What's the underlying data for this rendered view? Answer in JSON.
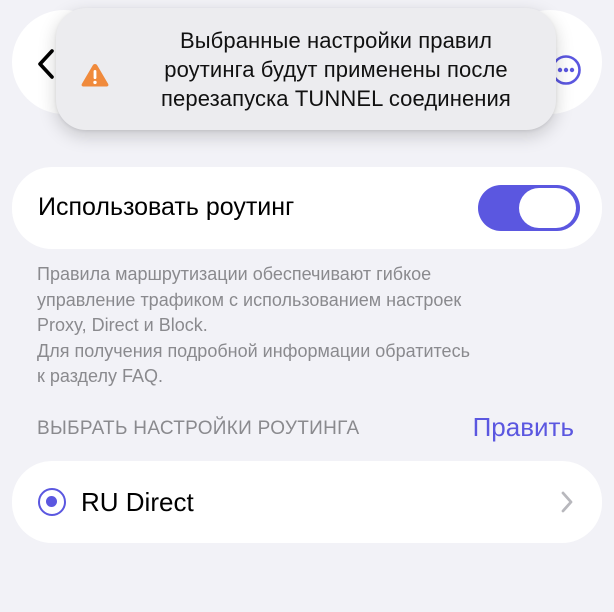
{
  "nav": {
    "back_icon": "chevron-left-icon",
    "more_icon": "ellipsis-circle-icon"
  },
  "toast": {
    "icon": "warning-triangle-icon",
    "message": "Выбранные настройки правил\nроутинга будут применены после\nперезапуска TUNNEL соединения"
  },
  "routing": {
    "label": "Использовать роутинг",
    "enabled": true,
    "description": "Правила маршрутизации обеспечивают гибкое\nуправление трафиком с использованием настроек\nProxy, Direct и Block.\nДля получения подробной информации обратитесь\nк разделу FAQ."
  },
  "section": {
    "header": "ВЫБРАТЬ НАСТРОЙКИ РОУТИНГА",
    "edit_label": "Править"
  },
  "items": [
    {
      "label": "RU Direct",
      "selected": true
    }
  ],
  "colors": {
    "accent": "#5b57e0",
    "warning": "#f08a3c",
    "background": "#f2f2f7",
    "secondary_text": "#8a8a8e"
  }
}
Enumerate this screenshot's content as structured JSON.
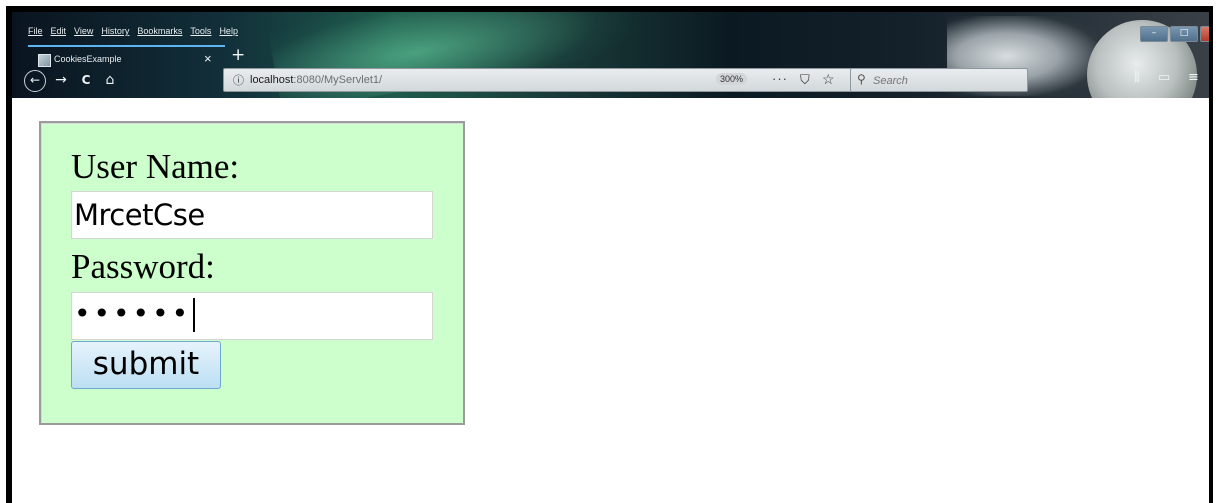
{
  "menubar": [
    "File",
    "Edit",
    "View",
    "History",
    "Bookmarks",
    "Tools",
    "Help"
  ],
  "tab": {
    "title": "CookiesExample",
    "close": "×",
    "new_tab": "+"
  },
  "nav": {
    "back": "←",
    "forward": "→",
    "reload": "C",
    "home": "⌂"
  },
  "urlbar": {
    "host": "localhost",
    "path": ":8080/MyServlet1/",
    "zoom": "300%",
    "page_actions": "···"
  },
  "search": {
    "placeholder": "Search"
  },
  "window_buttons": {
    "minimize": "–",
    "maximize": "□",
    "close": "x"
  },
  "form": {
    "username_label": "User Name:",
    "username_value": "MrcetCse",
    "password_label": "Password:",
    "password_mask": "••••••",
    "submit_label": "submit"
  },
  "colors": {
    "form_background": "#ccffcc",
    "submit_background": "#bcdff4",
    "page_background": "#ffffff"
  },
  "icons": {
    "info": "info-icon",
    "pocket": "pocket-icon",
    "bookmark": "star-icon",
    "search": "search-icon",
    "menu": "hamburger-menu-icon"
  }
}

### What to work on
Repeat the listing above exactly, with no pictures.

### Correct answer
What's the underlying data for this rendered view? Answer in JSON.
{
  "nav": {
    "back_icon": "chevron-left-icon",
    "more_icon": "ellipsis-circle-icon"
  },
  "toast": {
    "icon": "warning-triangle-icon",
    "message": "Выбранные настройки правил\nроутинга будут применены после\nперезапуска TUNNEL соединения"
  },
  "routing": {
    "label": "Использовать роутинг",
    "enabled": true,
    "description": "Правила маршрутизации обеспечивают гибкое\nуправление трафиком с использованием настроек\nProxy, Direct и Block.\nДля получения подробной информации обратитесь\nк разделу FAQ."
  },
  "section": {
    "header": "ВЫБРАТЬ НАСТРОЙКИ РОУТИНГА",
    "edit_label": "Править"
  },
  "items": [
    {
      "label": "RU Direct",
      "selected": true
    }
  ],
  "colors": {
    "accent": "#5b57e0",
    "warning": "#f08a3c",
    "background": "#f2f2f7",
    "secondary_text": "#8a8a8e"
  }
}
Enumerate this screenshot's content as structured JSON.
{
  "menubar": [
    "File",
    "Edit",
    "View",
    "History",
    "Bookmarks",
    "Tools",
    "Help"
  ],
  "tab": {
    "title": "CookiesExample",
    "close": "×",
    "new_tab": "+"
  },
  "nav": {
    "back": "←",
    "forward": "→",
    "reload": "C",
    "home": "⌂"
  },
  "urlbar": {
    "host": "localhost",
    "path": ":8080/MyServlet1/",
    "zoom": "300%",
    "page_actions": "···"
  },
  "search": {
    "placeholder": "Search"
  },
  "window_buttons": {
    "minimize": "–",
    "maximize": "□",
    "close": "x"
  },
  "form": {
    "username_label": "User Name:",
    "username_value": "MrcetCse",
    "password_label": "Password:",
    "password_mask": "••••••",
    "submit_label": "submit"
  },
  "colors": {
    "form_background": "#ccffcc",
    "submit_background": "#bcdff4",
    "page_background": "#ffffff"
  },
  "icons": {
    "info": "info-icon",
    "pocket": "pocket-icon",
    "bookmark": "star-icon",
    "search": "search-icon",
    "menu": "hamburger-menu-icon"
  }
}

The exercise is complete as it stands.